**Given task:** Make an exact copy of all the data.

**Input records:**
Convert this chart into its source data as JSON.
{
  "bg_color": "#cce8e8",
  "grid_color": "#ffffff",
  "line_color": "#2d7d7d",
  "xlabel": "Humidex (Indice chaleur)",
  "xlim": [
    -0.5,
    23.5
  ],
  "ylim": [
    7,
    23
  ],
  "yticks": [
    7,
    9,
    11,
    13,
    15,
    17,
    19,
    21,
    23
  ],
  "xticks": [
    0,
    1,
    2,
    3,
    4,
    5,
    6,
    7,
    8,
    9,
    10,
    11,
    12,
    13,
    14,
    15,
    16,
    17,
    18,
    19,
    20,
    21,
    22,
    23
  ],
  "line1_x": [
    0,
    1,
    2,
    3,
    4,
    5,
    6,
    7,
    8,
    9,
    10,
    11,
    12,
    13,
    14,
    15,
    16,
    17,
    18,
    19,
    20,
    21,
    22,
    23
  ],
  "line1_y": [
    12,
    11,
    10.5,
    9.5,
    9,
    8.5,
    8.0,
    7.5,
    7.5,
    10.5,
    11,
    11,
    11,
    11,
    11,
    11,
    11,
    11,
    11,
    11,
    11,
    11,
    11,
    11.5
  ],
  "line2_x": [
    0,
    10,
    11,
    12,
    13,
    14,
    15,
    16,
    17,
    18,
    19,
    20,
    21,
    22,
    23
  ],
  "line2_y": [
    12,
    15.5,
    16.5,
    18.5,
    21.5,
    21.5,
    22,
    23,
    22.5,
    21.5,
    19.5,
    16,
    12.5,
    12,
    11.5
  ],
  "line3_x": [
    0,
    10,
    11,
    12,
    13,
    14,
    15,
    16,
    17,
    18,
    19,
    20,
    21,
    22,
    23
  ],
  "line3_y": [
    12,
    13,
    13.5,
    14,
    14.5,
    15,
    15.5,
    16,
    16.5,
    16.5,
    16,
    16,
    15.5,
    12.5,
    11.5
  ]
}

**Solution to this task:**
Convert this chart into its source data as JSON.
{
  "bg_color": "#cce8e8",
  "grid_color": "#ffffff",
  "line_color": "#2d7d7d",
  "xlabel": "Humidex (Indice chaleur)",
  "xlim": [
    -0.5,
    23.5
  ],
  "ylim": [
    7,
    23
  ],
  "yticks": [
    7,
    9,
    11,
    13,
    15,
    17,
    19,
    21,
    23
  ],
  "xticks": [
    0,
    1,
    2,
    3,
    4,
    5,
    6,
    7,
    8,
    9,
    10,
    11,
    12,
    13,
    14,
    15,
    16,
    17,
    18,
    19,
    20,
    21,
    22,
    23
  ],
  "line1_x": [
    0,
    1,
    2,
    3,
    4,
    5,
    6,
    7,
    8,
    9,
    10,
    11,
    12,
    13,
    14,
    15,
    16,
    17,
    18,
    19,
    20,
    21,
    22,
    23
  ],
  "line1_y": [
    12,
    11,
    10.5,
    9.5,
    9,
    8.5,
    8.0,
    7.5,
    7.5,
    10.5,
    11,
    11,
    11,
    11,
    11,
    11,
    11,
    11,
    11,
    11,
    11,
    11,
    11,
    11.5
  ],
  "line2_x": [
    0,
    10,
    11,
    12,
    13,
    14,
    15,
    16,
    17,
    18,
    19,
    20,
    21,
    22,
    23
  ],
  "line2_y": [
    12,
    15.5,
    16.5,
    18.5,
    21.5,
    21.5,
    22,
    23,
    22.5,
    21.5,
    19.5,
    16,
    12.5,
    12,
    11.5
  ],
  "line3_x": [
    0,
    10,
    11,
    12,
    13,
    14,
    15,
    16,
    17,
    18,
    19,
    20,
    21,
    22,
    23
  ],
  "line3_y": [
    12,
    13,
    13.5,
    14,
    14.5,
    15,
    15.5,
    16,
    16.5,
    16.5,
    16,
    16,
    15.5,
    12.5,
    11.5
  ]
}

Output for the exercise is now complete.